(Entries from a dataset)
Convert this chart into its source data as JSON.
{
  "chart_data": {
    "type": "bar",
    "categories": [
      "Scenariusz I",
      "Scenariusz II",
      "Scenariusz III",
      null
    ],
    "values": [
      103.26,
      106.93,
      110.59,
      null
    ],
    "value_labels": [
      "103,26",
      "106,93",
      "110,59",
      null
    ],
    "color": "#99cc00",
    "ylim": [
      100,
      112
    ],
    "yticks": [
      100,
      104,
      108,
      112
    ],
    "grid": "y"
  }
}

- _STATED GOAL_:
Gather each line holding the string "Scenariusz".

- _RESULT OF THIS EXERCISE_:
      "Scenariusz I",
      "Scenariusz II",
      "Scenariusz III",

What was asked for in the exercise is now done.